= DIRECTIONS FOR THIS TASK =
Print the entire listing. Each line must match the original exactly.
##############################
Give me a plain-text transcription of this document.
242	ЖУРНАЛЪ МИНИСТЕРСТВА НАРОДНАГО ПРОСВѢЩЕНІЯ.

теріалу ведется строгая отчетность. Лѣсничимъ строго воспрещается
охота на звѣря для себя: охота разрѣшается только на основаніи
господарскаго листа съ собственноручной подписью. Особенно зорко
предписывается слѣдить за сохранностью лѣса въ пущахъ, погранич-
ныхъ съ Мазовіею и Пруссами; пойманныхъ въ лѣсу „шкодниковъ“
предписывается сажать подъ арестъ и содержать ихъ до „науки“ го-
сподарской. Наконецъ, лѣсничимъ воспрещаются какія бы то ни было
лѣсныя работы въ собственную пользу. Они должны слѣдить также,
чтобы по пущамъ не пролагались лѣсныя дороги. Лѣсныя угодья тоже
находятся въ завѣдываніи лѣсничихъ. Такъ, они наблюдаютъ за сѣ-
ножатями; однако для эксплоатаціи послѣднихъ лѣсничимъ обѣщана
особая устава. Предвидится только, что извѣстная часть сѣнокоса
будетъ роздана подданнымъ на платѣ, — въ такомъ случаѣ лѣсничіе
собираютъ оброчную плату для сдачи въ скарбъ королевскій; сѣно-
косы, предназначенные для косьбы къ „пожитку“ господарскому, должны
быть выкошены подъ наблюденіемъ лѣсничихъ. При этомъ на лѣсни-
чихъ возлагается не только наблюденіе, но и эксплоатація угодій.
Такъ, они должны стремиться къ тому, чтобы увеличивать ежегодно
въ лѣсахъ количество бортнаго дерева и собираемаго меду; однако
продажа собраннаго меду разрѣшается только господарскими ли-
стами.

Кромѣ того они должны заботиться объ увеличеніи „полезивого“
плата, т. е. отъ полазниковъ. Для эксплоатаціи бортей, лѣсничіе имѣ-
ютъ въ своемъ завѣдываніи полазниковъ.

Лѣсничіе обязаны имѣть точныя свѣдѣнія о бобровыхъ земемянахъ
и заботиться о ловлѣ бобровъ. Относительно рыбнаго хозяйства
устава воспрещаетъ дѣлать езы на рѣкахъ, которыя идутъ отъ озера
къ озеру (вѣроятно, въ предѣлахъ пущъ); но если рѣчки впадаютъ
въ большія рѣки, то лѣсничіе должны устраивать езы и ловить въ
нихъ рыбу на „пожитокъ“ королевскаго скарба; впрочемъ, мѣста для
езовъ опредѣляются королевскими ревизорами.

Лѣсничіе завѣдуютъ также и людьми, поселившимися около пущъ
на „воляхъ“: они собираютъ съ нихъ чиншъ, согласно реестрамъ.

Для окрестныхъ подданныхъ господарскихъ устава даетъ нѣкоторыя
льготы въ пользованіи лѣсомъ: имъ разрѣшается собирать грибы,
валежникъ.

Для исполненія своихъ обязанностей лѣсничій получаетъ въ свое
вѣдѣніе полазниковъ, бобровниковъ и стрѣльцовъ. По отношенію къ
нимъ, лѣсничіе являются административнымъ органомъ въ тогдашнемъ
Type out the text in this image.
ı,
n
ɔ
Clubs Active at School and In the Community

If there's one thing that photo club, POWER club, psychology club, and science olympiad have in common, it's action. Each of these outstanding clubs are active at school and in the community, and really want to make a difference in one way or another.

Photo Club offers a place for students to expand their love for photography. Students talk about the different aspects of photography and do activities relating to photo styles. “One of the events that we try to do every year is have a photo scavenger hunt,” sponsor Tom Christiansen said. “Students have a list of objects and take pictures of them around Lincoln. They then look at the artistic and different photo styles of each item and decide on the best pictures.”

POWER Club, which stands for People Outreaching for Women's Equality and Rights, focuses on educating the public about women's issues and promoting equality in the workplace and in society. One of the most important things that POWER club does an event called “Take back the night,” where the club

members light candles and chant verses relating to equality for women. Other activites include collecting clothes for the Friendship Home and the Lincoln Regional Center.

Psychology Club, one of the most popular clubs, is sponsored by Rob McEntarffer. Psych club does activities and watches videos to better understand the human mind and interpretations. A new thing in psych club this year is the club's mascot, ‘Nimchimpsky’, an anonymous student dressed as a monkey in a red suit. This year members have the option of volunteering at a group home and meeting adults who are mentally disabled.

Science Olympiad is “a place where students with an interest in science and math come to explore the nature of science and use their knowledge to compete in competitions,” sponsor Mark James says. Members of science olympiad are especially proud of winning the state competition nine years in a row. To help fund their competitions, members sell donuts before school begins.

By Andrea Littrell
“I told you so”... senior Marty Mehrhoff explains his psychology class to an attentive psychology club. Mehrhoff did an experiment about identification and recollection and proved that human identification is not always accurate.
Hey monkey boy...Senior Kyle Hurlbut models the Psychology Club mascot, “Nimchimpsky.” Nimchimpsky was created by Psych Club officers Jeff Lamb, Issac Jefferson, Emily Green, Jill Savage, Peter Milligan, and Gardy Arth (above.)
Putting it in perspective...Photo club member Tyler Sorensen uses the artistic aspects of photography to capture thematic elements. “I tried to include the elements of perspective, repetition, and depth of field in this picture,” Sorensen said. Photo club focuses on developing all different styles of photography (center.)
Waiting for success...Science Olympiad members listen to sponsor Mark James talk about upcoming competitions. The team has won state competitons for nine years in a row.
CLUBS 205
##############################
= TASK ANSWER =
Give me a plain-text transcription of this document.
242	ЖУРНАЛЪ МИНИСТЕРСТВА НАРОДНАГО ПРОСВѢЩЕНІЯ.

теріалу ведется строгая отчетность. Лѣсничимъ строго воспрещается
охота на звѣря для себя: охота разрѣшается только на основаніи
господарскаго листа съ собственноручной подписью. Особенно зорко
предписывается слѣдить за сохранностью лѣса въ пущахъ, погранич-
ныхъ съ Мазовіею и Пруссами; пойманныхъ въ лѣсу „шкодниковъ“
предписывается сажать подъ арестъ и содержать ихъ до „науки“ го-
сподарской. Наконецъ, лѣсничимъ воспрещаются какія бы то ни было
лѣсныя работы въ собственную пользу. Они должны слѣдить также,
чтобы по пущамъ не пролагались лѣсныя дороги. Лѣсныя угодья тоже
находятся въ завѣдываніи лѣсничихъ. Такъ, они наблюдаютъ за сѣ-
ножатями; однако для эксплоатаціи послѣднихъ лѣсничимъ обѣщана
особая устава. Предвидится только, что извѣстная часть сѣнокоса
будетъ роздана подданнымъ на платѣ, — въ такомъ случаѣ лѣсничіе
собираютъ оброчную плату для сдачи въ скарбъ королевскій; сѣно-
косы, предназначенные для косьбы къ „пожитку“ господарскому, должны
быть выкошены подъ наблюденіемъ лѣсничихъ. При этомъ на лѣсни-
чихъ возлагается не только наблюденіе, но и эксплоатація угодій.
Такъ, они должны стремиться къ тому, чтобы увеличивать ежегодно
въ лѣсахъ количество бортнаго дерева и собираемаго меду; однако
продажа собраннаго меду разрѣшается только господарскими ли-
стами.

Кромѣ того они должны заботиться объ увеличеніи „полезивого“
плата, т. е. отъ полазниковъ. Для эксплоатаціи бортей, лѣсничіе имѣ-
ютъ въ своемъ завѣдываніи полазниковъ.

Лѣсничіе обязаны имѣть точныя свѣдѣнія о бобровыхъ земемянахъ
и заботиться о ловлѣ бобровъ. Относительно рыбнаго хозяйства
устава воспрещаетъ дѣлать езы на рѣкахъ, которыя идутъ отъ озера
къ озеру (вѣроятно, въ предѣлахъ пущъ); но если рѣчки впадаютъ
въ большія рѣки, то лѣсничіе должны устраивать езы и ловить въ
нихъ рыбу на „пожитокъ“ королевскаго скарба; впрочемъ, мѣста для
езовъ опредѣляются королевскими ревизорами.

Лѣсничіе завѣдуютъ также и людьми, поселившимися около пущъ
на „воляхъ“: они собираютъ съ нихъ чиншъ, согласно реестрамъ.

Для окрестныхъ подданныхъ господарскихъ устава даетъ нѣкоторыя
льготы въ пользованіи лѣсомъ: имъ разрѣшается собирать грибы,
валежникъ.

Для исполненія своихъ обязанностей лѣсничій получаетъ въ свое
вѣдѣніе полазниковъ, бобровниковъ и стрѣльцовъ. По отношенію къ
нимъ, лѣсничіе являются административнымъ органомъ въ тогдашнемъ
Type out the text in this image.
ı,
n
ɔ
Clubs Active at School and In the Community

If there's one thing that photo club, POWER club, psychology club, and science olympiad have in common, it's action. Each of these outstanding clubs are active at school and in the community, and really want to make a difference in one way or another.

Photo Club offers a place for students to expand their love for photography. Students talk about the different aspects of photography and do activities relating to photo styles. “One of the events that we try to do every year is have a photo scavenger hunt,” sponsor Tom Christiansen said. “Students have a list of objects and take pictures of them around Lincoln. They then look at the artistic and different photo styles of each item and decide on the best pictures.”

POWER Club, which stands for People Outreaching for Women's Equality and Rights, focuses on educating the public about women's issues and promoting equality in the workplace and in society. One of the most important things that POWER club does an event called “Take back the night,” where the club

members light candles and chant verses relating to equality for women. Other activites include collecting clothes for the Friendship Home and the Lincoln Regional Center.

Psychology Club, one of the most popular clubs, is sponsored by Rob McEntarffer. Psych club does activities and watches videos to better understand the human mind and interpretations. A new thing in psych club this year is the club's mascot, ‘Nimchimpsky’, an anonymous student dressed as a monkey in a red suit. This year members have the option of volunteering at a group home and meeting adults who are mentally disabled.

Science Olympiad is “a place where students with an interest in science and math come to explore the nature of science and use their knowledge to compete in competitions,” sponsor Mark James says. Members of science olympiad are especially proud of winning the state competition nine years in a row. To help fund their competitions, members sell donuts before school begins.

By Andrea Littrell
“I told you so”... senior Marty Mehrhoff explains his psychology class to an attentive psychology club. Mehrhoff did an experiment about identification and recollection and proved that human identification is not always accurate.
Hey monkey boy...Senior Kyle Hurlbut models the Psychology Club mascot, “Nimchimpsky.” Nimchimpsky was created by Psych Club officers Jeff Lamb, Issac Jefferson, Emily Green, Jill Savage, Peter Milligan, and Gardy Arth (above.)
Putting it in perspective...Photo club member Tyler Sorensen uses the artistic aspects of photography to capture thematic elements. “I tried to include the elements of perspective, repetition, and depth of field in this picture,” Sorensen said. Photo club focuses on developing all different styles of photography (center.)
Waiting for success...Science Olympiad members listen to sponsor Mark James talk about upcoming competitions. The team has won state competitons for nine years in a row.
CLUBS 205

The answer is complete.